EXERCISE PROMPT – Pick out each line in the rows below that contains the string "shot", and copy those lines.
::::
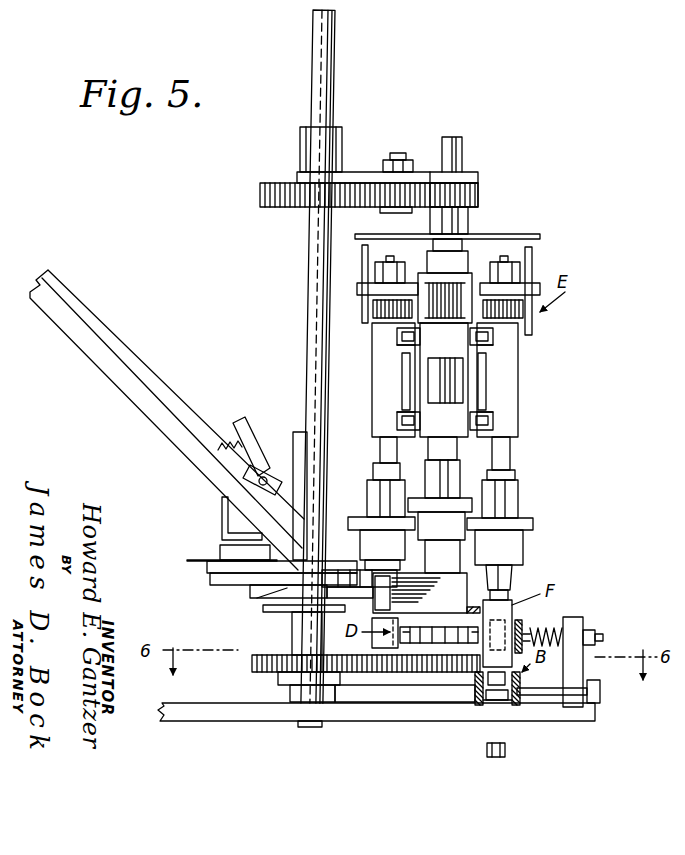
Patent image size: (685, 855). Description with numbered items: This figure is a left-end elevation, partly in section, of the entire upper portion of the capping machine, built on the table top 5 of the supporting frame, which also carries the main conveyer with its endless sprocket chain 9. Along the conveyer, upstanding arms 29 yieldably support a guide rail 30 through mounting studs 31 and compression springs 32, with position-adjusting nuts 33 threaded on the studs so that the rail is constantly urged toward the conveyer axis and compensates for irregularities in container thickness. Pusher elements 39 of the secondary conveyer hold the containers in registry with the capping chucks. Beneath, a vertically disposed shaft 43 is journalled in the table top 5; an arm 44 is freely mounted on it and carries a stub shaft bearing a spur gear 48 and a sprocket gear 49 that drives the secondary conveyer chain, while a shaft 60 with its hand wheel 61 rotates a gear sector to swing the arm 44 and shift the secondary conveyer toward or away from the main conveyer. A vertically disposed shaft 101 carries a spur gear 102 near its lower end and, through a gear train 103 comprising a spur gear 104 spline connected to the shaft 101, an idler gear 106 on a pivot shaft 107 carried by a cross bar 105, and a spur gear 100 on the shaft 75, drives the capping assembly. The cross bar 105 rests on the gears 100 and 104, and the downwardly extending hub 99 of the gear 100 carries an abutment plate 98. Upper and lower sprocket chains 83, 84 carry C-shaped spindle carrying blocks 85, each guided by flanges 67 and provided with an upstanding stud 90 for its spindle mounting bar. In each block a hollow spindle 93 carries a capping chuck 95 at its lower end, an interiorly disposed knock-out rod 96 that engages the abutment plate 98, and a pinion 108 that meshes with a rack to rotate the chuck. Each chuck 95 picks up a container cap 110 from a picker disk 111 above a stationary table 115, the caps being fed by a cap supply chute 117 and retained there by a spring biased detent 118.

The table top 5 is at (215, 703).
The sprocket chain 9 is at (488, 692).
The upstanding arms 29 is at (580, 617).
The guide rail 30 is at (522, 625).
The mounting studs 31 is at (603, 638).
The compression springs 32 is at (545, 630).
The position-adjusting nuts 33 is at (592, 633).
The pusher elements 39 is at (372, 641).
The shaft 43 is at (385, 728).
The arm 44 is at (380, 692).
The spur gear 48 is at (440, 686).
The sprocket gear 49 is at (445, 630).
The shaft 60 is at (545, 686).
The hand wheel 61 is at (603, 695).
The flanges 67 is at (398, 372).
The shaft 75 is at (462, 143).
The sprocket chain 83 is at (495, 350).
The sprocket chain 84 is at (495, 412).
The spindle carrying blocks 85 is at (378, 405).
The stud 90 is at (533, 256).
The hollow spindle 93 is at (508, 450).
The capping chuck 95 is at (522, 543).
The knock-out rod 96 is at (505, 262).
The abutment plate 98 is at (530, 234).
The hub 99 is at (465, 220).
The spur gear 100 is at (480, 193).
The shaft 101 is at (308, 330).
The spur gear 102 is at (276, 655).
The gear train 103 is at (357, 160).
The spur gear 104 is at (258, 192).
The cross bar 105 is at (474, 178).
The idler gear 106 is at (392, 207).
The pivot shaft 107 is at (402, 153).
The pinion 108 is at (373, 308).
The container cap 110 is at (512, 578).
The picker disk 111 is at (208, 576).
The table 115 is at (210, 598).
The cap supply chute 117 is at (110, 334).
The spring biased detent 118 is at (258, 432).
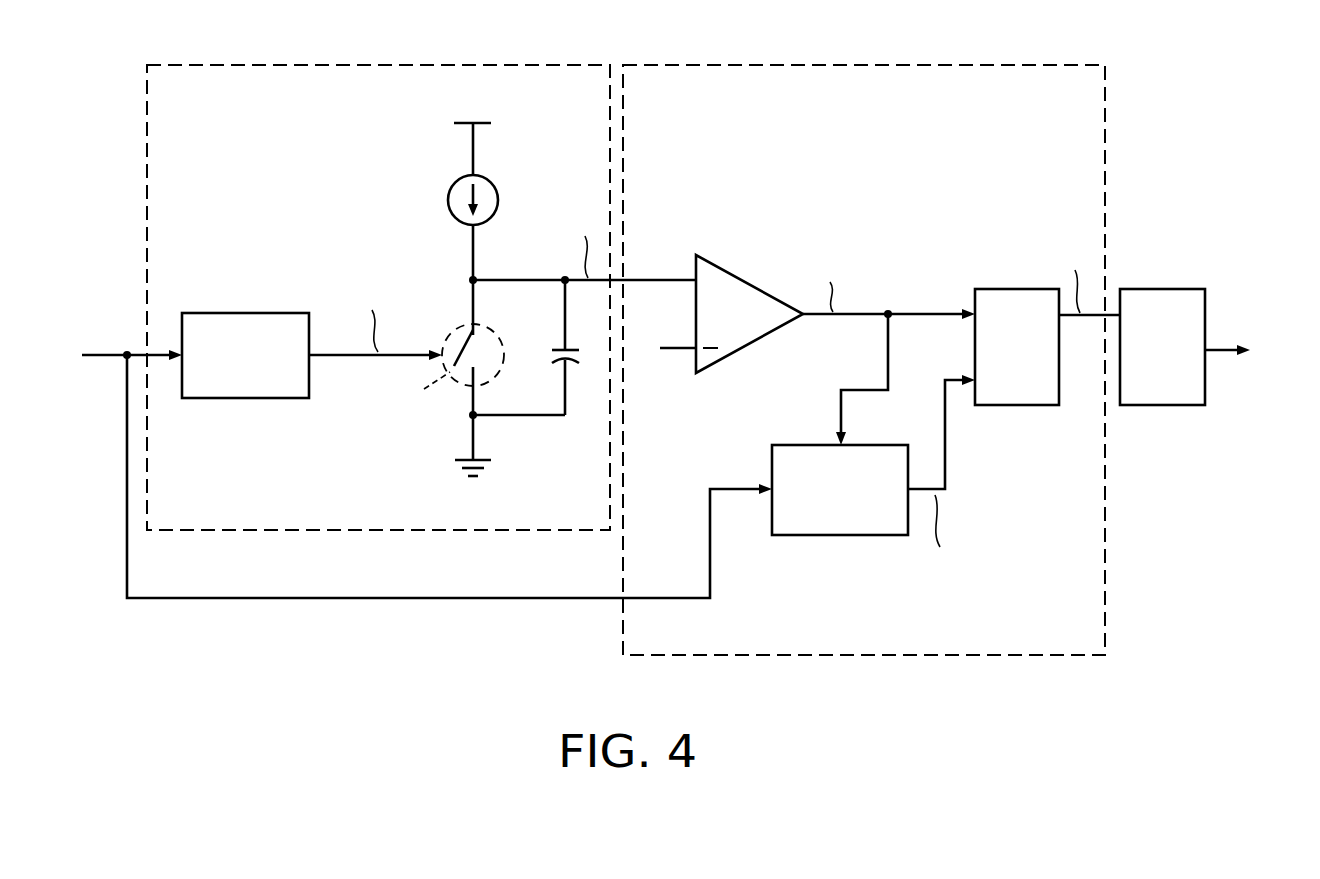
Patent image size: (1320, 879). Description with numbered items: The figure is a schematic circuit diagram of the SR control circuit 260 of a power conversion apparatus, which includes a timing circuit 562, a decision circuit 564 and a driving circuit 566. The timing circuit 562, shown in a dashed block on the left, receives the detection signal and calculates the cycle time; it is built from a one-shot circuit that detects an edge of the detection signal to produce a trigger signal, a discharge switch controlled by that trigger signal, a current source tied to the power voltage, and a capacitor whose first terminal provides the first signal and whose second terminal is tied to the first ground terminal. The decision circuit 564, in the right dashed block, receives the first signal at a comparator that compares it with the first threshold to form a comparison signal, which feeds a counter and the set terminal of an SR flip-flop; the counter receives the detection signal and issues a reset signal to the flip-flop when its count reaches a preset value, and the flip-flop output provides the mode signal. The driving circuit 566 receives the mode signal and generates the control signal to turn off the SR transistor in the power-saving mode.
::::
RESPONSE TO THIS EXERCISE –
Patent image size: (1320, 879). Description with numbered items: The figure is a schematic circuit diagram of the SR control circuit 260 of a power conversion apparatus, which includes a timing circuit 562, a decision circuit 564 and a driving circuit 566. The timing circuit 562, shown in a dashed block on the left, receives the detection signal and calculates the cycle time; it is built from a one-shot circuit that detects an edge of the detection signal to produce a trigger signal, a discharge switch controlled by that trigger signal, a current source tied to the power voltage, and a capacitor whose first terminal provides the first signal and whose second terminal is tied to the first ground terminal. The decision circuit 564, in the right dashed block, receives the first signal at a comparator that compares it with the first threshold to form a comparison signal, which feeds a counter and the set terminal of an SR flip-flop; the counter receives the detection signal and issues a reset signal to the flip-flop when its count reaches a preset value, and the flip-flop output provides the mode signal. The driving circuit 566 receives the mode signal and generates the control signal to turn off the SR transistor in the power-saving mode.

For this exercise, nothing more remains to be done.